(Data excerpts)
■ ■ ■ ■ ■ ■ ■

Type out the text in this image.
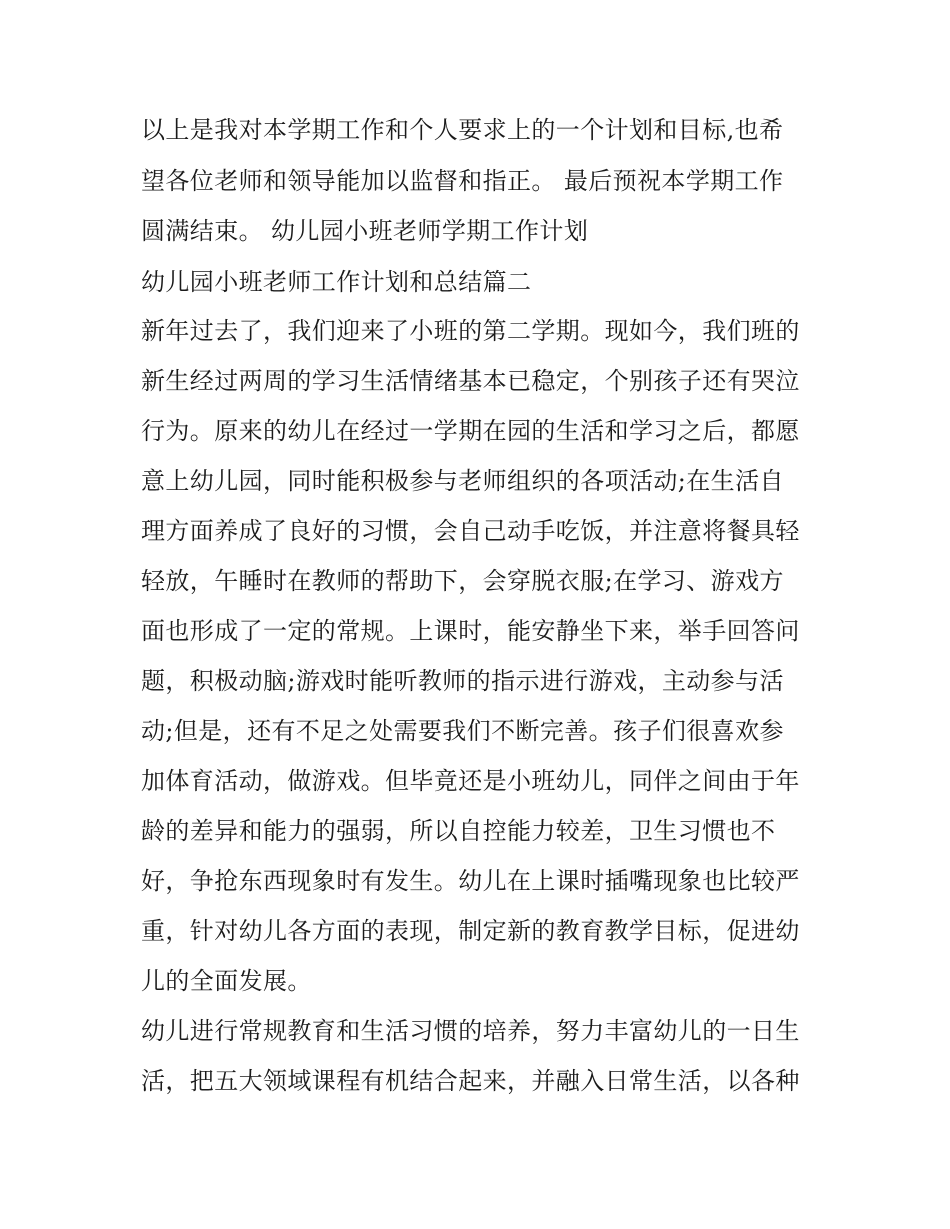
以上是我对本学期工作和个人要求上的一个计划和目标,也希
望各位老师和领导能加以监督和指正。 最后预祝本学期工作
圆满结束。 幼儿园小班老师学期工作计划
幼儿园小班老师工作计划和总结篇二
新年过去了，我们迎来了小班的第二学期。现如今，我们班的
新生经过两周的学习生活情绪基本已稳定，个别孩子还有哭泣
行为。原来的幼儿在经过一学期在园的生活和学习之后，都愿
意上幼儿园，同时能积极参与老师组织的各项活动;在生活自
理方面养成了良好的习惯，会自己动手吃饭，并注意将餐具轻
轻放，午睡时在教师的帮助下，会穿脱衣服;在学习、游戏方
面也形成了一定的常规。上课时，能安静坐下来，举手回答问
题，积极动脑;游戏时能听教师的指示进行游戏，主动参与活
动;但是，还有不足之处需要我们不断完善。孩子们很喜欢参
加体育活动，做游戏。但毕竟还是小班幼儿，同伴之间由于年
龄的差异和能力的强弱，所以自控能力较差，卫生习惯也不
好，争抢东西现象时有发生。幼儿在上课时插嘴现象也比较严
重，针对幼儿各方面的表现，制定新的教育教学目标，促进幼
儿的全面发展。
幼儿进行常规教育和生活习惯的培养，努力丰富幼儿的一日生
活，把五大领域课程有机结合起来，并融入日常生活，以各种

■ ■ ■ ■ ■ ■ ■

Every record above should come back exactly, but without its pictures.

Type out the text in this image.
以上是我对本学期工作和个人要求上的一个计划和目标,也希
望各位老师和领导能加以监督和指正。 最后预祝本学期工作
圆满结束。 幼儿园小班老师学期工作计划
幼儿园小班老师工作计划和总结篇二
新年过去了，我们迎来了小班的第二学期。现如今，我们班的
新生经过两周的学习生活情绪基本已稳定，个别孩子还有哭泣
行为。原来的幼儿在经过一学期在园的生活和学习之后，都愿
意上幼儿园，同时能积极参与老师组织的各项活动;在生活自
理方面养成了良好的习惯，会自己动手吃饭，并注意将餐具轻
轻放，午睡时在教师的帮助下，会穿脱衣服;在学习、游戏方
面也形成了一定的常规。上课时，能安静坐下来，举手回答问
题，积极动脑;游戏时能听教师的指示进行游戏，主动参与活
动;但是，还有不足之处需要我们不断完善。孩子们很喜欢参
加体育活动，做游戏。但毕竟还是小班幼儿，同伴之间由于年
龄的差异和能力的强弱，所以自控能力较差，卫生习惯也不
好，争抢东西现象时有发生。幼儿在上课时插嘴现象也比较严
重，针对幼儿各方面的表现，制定新的教育教学目标，促进幼
儿的全面发展。
幼儿进行常规教育和生活习惯的培养，努力丰富幼儿的一日生
活，把五大领域课程有机结合起来，并融入日常生活，以各种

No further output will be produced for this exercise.